## Written task
Make an exact copy of all the material below, apart from the pictures.

begin Records supplied

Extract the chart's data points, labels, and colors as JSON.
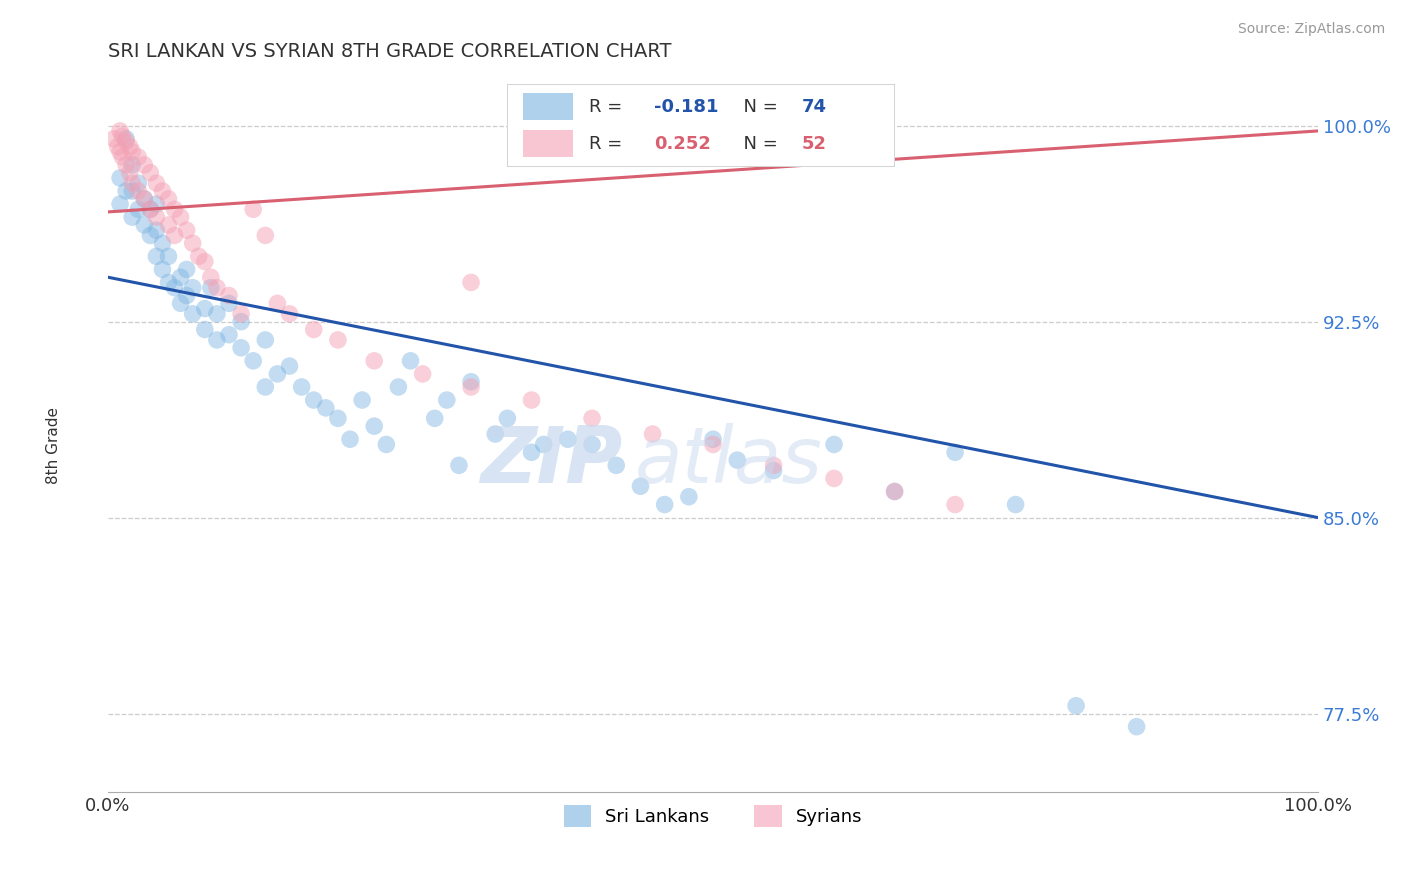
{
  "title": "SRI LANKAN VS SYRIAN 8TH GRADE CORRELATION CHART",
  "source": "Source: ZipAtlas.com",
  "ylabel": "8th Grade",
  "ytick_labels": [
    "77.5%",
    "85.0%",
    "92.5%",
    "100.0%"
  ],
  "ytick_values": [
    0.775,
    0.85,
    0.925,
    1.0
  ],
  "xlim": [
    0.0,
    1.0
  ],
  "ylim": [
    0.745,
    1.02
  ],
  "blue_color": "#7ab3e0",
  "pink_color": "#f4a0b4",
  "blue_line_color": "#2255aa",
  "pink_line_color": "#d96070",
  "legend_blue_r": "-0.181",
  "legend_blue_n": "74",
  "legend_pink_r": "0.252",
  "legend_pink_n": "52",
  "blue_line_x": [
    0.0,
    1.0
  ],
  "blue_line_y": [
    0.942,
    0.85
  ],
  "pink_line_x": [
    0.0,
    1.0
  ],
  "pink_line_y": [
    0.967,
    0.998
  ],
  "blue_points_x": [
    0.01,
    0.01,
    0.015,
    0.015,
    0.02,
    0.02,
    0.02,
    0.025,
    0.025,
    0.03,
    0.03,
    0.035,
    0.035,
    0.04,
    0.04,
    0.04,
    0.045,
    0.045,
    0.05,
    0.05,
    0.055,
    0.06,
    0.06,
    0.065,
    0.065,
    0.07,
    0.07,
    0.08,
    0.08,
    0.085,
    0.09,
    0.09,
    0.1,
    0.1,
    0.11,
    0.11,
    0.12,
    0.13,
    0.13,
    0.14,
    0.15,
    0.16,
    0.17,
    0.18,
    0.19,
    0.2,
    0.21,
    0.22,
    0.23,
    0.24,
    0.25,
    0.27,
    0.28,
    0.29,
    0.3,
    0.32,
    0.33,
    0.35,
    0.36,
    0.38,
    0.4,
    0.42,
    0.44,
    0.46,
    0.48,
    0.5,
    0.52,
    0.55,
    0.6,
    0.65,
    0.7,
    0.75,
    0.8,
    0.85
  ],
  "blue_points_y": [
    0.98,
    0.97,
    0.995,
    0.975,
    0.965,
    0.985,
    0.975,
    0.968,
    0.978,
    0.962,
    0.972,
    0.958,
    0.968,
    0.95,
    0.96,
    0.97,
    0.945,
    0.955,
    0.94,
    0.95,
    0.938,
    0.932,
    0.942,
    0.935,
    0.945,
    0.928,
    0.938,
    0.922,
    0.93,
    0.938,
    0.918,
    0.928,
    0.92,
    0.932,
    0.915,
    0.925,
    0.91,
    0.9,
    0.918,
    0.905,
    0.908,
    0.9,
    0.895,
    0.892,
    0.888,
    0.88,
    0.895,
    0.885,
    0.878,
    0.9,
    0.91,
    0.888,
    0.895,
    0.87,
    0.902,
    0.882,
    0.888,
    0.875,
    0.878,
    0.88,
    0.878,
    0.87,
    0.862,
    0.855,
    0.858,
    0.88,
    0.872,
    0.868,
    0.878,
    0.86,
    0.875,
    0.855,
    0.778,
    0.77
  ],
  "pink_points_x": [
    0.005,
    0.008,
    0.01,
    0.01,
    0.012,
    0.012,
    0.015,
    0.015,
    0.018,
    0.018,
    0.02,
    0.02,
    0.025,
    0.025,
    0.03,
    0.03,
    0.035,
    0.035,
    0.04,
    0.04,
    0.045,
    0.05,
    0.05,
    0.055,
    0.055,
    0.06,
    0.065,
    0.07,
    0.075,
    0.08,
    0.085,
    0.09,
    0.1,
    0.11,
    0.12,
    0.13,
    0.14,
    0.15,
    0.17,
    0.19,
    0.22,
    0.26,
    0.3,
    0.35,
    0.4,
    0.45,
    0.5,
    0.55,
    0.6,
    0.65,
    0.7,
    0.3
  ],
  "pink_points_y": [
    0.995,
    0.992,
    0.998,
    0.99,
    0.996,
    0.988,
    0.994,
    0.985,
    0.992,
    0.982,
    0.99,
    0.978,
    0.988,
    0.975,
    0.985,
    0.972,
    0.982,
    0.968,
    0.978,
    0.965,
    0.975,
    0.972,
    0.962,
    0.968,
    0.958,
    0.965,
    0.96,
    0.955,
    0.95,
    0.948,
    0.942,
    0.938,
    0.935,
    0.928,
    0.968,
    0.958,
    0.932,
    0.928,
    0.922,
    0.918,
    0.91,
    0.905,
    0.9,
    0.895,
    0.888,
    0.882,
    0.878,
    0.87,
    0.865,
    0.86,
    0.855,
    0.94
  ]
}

end Records supplied

## Output for this task
Extract the chart's data points, labels, and colors as JSON.
{
  "title": "SRI LANKAN VS SYRIAN 8TH GRADE CORRELATION CHART",
  "source": "Source: ZipAtlas.com",
  "ylabel": "8th Grade",
  "ytick_labels": [
    "77.5%",
    "85.0%",
    "92.5%",
    "100.0%"
  ],
  "ytick_values": [
    0.775,
    0.85,
    0.925,
    1.0
  ],
  "xlim": [
    0.0,
    1.0
  ],
  "ylim": [
    0.745,
    1.02
  ],
  "blue_color": "#7ab3e0",
  "pink_color": "#f4a0b4",
  "blue_line_color": "#2255aa",
  "pink_line_color": "#d96070",
  "legend_blue_r": "-0.181",
  "legend_blue_n": "74",
  "legend_pink_r": "0.252",
  "legend_pink_n": "52",
  "blue_line_x": [
    0.0,
    1.0
  ],
  "blue_line_y": [
    0.942,
    0.85
  ],
  "pink_line_x": [
    0.0,
    1.0
  ],
  "pink_line_y": [
    0.967,
    0.998
  ],
  "blue_points_x": [
    0.01,
    0.01,
    0.015,
    0.015,
    0.02,
    0.02,
    0.02,
    0.025,
    0.025,
    0.03,
    0.03,
    0.035,
    0.035,
    0.04,
    0.04,
    0.04,
    0.045,
    0.045,
    0.05,
    0.05,
    0.055,
    0.06,
    0.06,
    0.065,
    0.065,
    0.07,
    0.07,
    0.08,
    0.08,
    0.085,
    0.09,
    0.09,
    0.1,
    0.1,
    0.11,
    0.11,
    0.12,
    0.13,
    0.13,
    0.14,
    0.15,
    0.16,
    0.17,
    0.18,
    0.19,
    0.2,
    0.21,
    0.22,
    0.23,
    0.24,
    0.25,
    0.27,
    0.28,
    0.29,
    0.3,
    0.32,
    0.33,
    0.35,
    0.36,
    0.38,
    0.4,
    0.42,
    0.44,
    0.46,
    0.48,
    0.5,
    0.52,
    0.55,
    0.6,
    0.65,
    0.7,
    0.75,
    0.8,
    0.85
  ],
  "blue_points_y": [
    0.98,
    0.97,
    0.995,
    0.975,
    0.965,
    0.985,
    0.975,
    0.968,
    0.978,
    0.962,
    0.972,
    0.958,
    0.968,
    0.95,
    0.96,
    0.97,
    0.945,
    0.955,
    0.94,
    0.95,
    0.938,
    0.932,
    0.942,
    0.935,
    0.945,
    0.928,
    0.938,
    0.922,
    0.93,
    0.938,
    0.918,
    0.928,
    0.92,
    0.932,
    0.915,
    0.925,
    0.91,
    0.9,
    0.918,
    0.905,
    0.908,
    0.9,
    0.895,
    0.892,
    0.888,
    0.88,
    0.895,
    0.885,
    0.878,
    0.9,
    0.91,
    0.888,
    0.895,
    0.87,
    0.902,
    0.882,
    0.888,
    0.875,
    0.878,
    0.88,
    0.878,
    0.87,
    0.862,
    0.855,
    0.858,
    0.88,
    0.872,
    0.868,
    0.878,
    0.86,
    0.875,
    0.855,
    0.778,
    0.77
  ],
  "pink_points_x": [
    0.005,
    0.008,
    0.01,
    0.01,
    0.012,
    0.012,
    0.015,
    0.015,
    0.018,
    0.018,
    0.02,
    0.02,
    0.025,
    0.025,
    0.03,
    0.03,
    0.035,
    0.035,
    0.04,
    0.04,
    0.045,
    0.05,
    0.05,
    0.055,
    0.055,
    0.06,
    0.065,
    0.07,
    0.075,
    0.08,
    0.085,
    0.09,
    0.1,
    0.11,
    0.12,
    0.13,
    0.14,
    0.15,
    0.17,
    0.19,
    0.22,
    0.26,
    0.3,
    0.35,
    0.4,
    0.45,
    0.5,
    0.55,
    0.6,
    0.65,
    0.7,
    0.3
  ],
  "pink_points_y": [
    0.995,
    0.992,
    0.998,
    0.99,
    0.996,
    0.988,
    0.994,
    0.985,
    0.992,
    0.982,
    0.99,
    0.978,
    0.988,
    0.975,
    0.985,
    0.972,
    0.982,
    0.968,
    0.978,
    0.965,
    0.975,
    0.972,
    0.962,
    0.968,
    0.958,
    0.965,
    0.96,
    0.955,
    0.95,
    0.948,
    0.942,
    0.938,
    0.935,
    0.928,
    0.968,
    0.958,
    0.932,
    0.928,
    0.922,
    0.918,
    0.91,
    0.905,
    0.9,
    0.895,
    0.888,
    0.882,
    0.878,
    0.87,
    0.865,
    0.86,
    0.855,
    0.94
  ]
}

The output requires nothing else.